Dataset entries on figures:
┄┄┄┄┄┄┄┄┄┄┄┄┄┄┄┄┄┄┄┄

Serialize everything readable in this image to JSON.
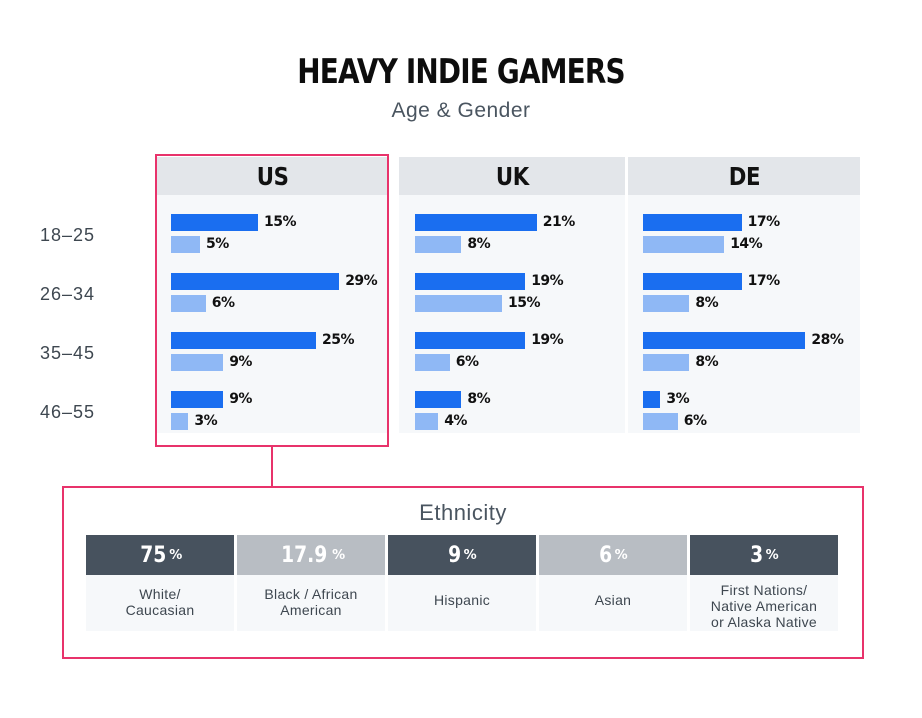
{
  "chart_data": [
    {
      "type": "bar",
      "title": "HEAVY INDIE GAMERS",
      "subtitle": "Age & Gender",
      "categories": [
        "18-25",
        "26-34",
        "35-45",
        "46-55"
      ],
      "panels": [
        {
          "name": "US",
          "highlighted": true,
          "series": [
            {
              "values": [
                15,
                29,
                25,
                9
              ],
              "labels": [
                "15%",
                "29%",
                "25%",
                "9%"
              ]
            },
            {
              "values": [
                5,
                6,
                9,
                3
              ],
              "labels": [
                "5%",
                "6%",
                "9%",
                "3%"
              ]
            }
          ]
        },
        {
          "name": "UK",
          "series": [
            {
              "values": [
                21,
                19,
                19,
                8
              ],
              "labels": [
                "21%",
                "19%",
                "19%",
                "8%"
              ]
            },
            {
              "values": [
                8,
                15,
                6,
                4
              ],
              "labels": [
                "8%",
                "15%",
                "6%",
                "4%"
              ]
            }
          ]
        },
        {
          "name": "DE",
          "series": [
            {
              "values": [
                17,
                17,
                28,
                3
              ],
              "labels": [
                "17%",
                "17%",
                "28%",
                "3%"
              ]
            },
            {
              "values": [
                14,
                8,
                8,
                6
              ],
              "labels": [
                "14%",
                "8%",
                "8%",
                "6%"
              ]
            }
          ]
        }
      ],
      "series_colors": [
        "#1a6ef0",
        "#8fb8f5"
      ],
      "grid": false,
      "legend": "none"
    },
    {
      "type": "table",
      "title": "Ethnicity",
      "items": [
        {
          "value": "75",
          "unit": "%",
          "label_lines": [
            "White/",
            "Caucasian"
          ],
          "tone": "dark"
        },
        {
          "value": "17.9",
          "unit": "%",
          "label_lines": [
            "Black / African",
            "American"
          ],
          "tone": "light"
        },
        {
          "value": "9",
          "unit": "%",
          "label_lines": [
            "Hispanic"
          ],
          "tone": "dark"
        },
        {
          "value": "6",
          "unit": "%",
          "label_lines": [
            "Asian"
          ],
          "tone": "light"
        },
        {
          "value": "3",
          "unit": "%",
          "label_lines": [
            "First Nations/",
            "Native American",
            "or Alaska Native"
          ],
          "tone": "dark"
        }
      ]
    }
  ],
  "colors": {
    "highlight": "#e8336b",
    "tile_dark": "#47525e",
    "tile_light": "#b8bdc3",
    "header_bg": "#e3e6ea"
  }
}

┄┄┄┄┄┄┄┄┄┄┄┄┄┄┄┄┄┄┄┄

◆ **PROBLEM REQUIREMENTS**: Without the pictures, return all the records precisely as they stand.

◆ **ANSWER TO THIS EXERCISE**:
Serialize everything readable in this image to JSON.
{
  "chart_data": [
    {
      "type": "bar",
      "title": "HEAVY INDIE GAMERS",
      "subtitle": "Age & Gender",
      "categories": [
        "18-25",
        "26-34",
        "35-45",
        "46-55"
      ],
      "panels": [
        {
          "name": "US",
          "highlighted": true,
          "series": [
            {
              "values": [
                15,
                29,
                25,
                9
              ],
              "labels": [
                "15%",
                "29%",
                "25%",
                "9%"
              ]
            },
            {
              "values": [
                5,
                6,
                9,
                3
              ],
              "labels": [
                "5%",
                "6%",
                "9%",
                "3%"
              ]
            }
          ]
        },
        {
          "name": "UK",
          "series": [
            {
              "values": [
                21,
                19,
                19,
                8
              ],
              "labels": [
                "21%",
                "19%",
                "19%",
                "8%"
              ]
            },
            {
              "values": [
                8,
                15,
                6,
                4
              ],
              "labels": [
                "8%",
                "15%",
                "6%",
                "4%"
              ]
            }
          ]
        },
        {
          "name": "DE",
          "series": [
            {
              "values": [
                17,
                17,
                28,
                3
              ],
              "labels": [
                "17%",
                "17%",
                "28%",
                "3%"
              ]
            },
            {
              "values": [
                14,
                8,
                8,
                6
              ],
              "labels": [
                "14%",
                "8%",
                "8%",
                "6%"
              ]
            }
          ]
        }
      ],
      "series_colors": [
        "#1a6ef0",
        "#8fb8f5"
      ],
      "grid": false,
      "legend": "none"
    },
    {
      "type": "table",
      "title": "Ethnicity",
      "items": [
        {
          "value": "75",
          "unit": "%",
          "label_lines": [
            "White/",
            "Caucasian"
          ],
          "tone": "dark"
        },
        {
          "value": "17.9",
          "unit": "%",
          "label_lines": [
            "Black / African",
            "American"
          ],
          "tone": "light"
        },
        {
          "value": "9",
          "unit": "%",
          "label_lines": [
            "Hispanic"
          ],
          "tone": "dark"
        },
        {
          "value": "6",
          "unit": "%",
          "label_lines": [
            "Asian"
          ],
          "tone": "light"
        },
        {
          "value": "3",
          "unit": "%",
          "label_lines": [
            "First Nations/",
            "Native American",
            "or Alaska Native"
          ],
          "tone": "dark"
        }
      ]
    }
  ],
  "colors": {
    "highlight": "#e8336b",
    "tile_dark": "#47525e",
    "tile_light": "#b8bdc3",
    "header_bg": "#e3e6ea"
  }
}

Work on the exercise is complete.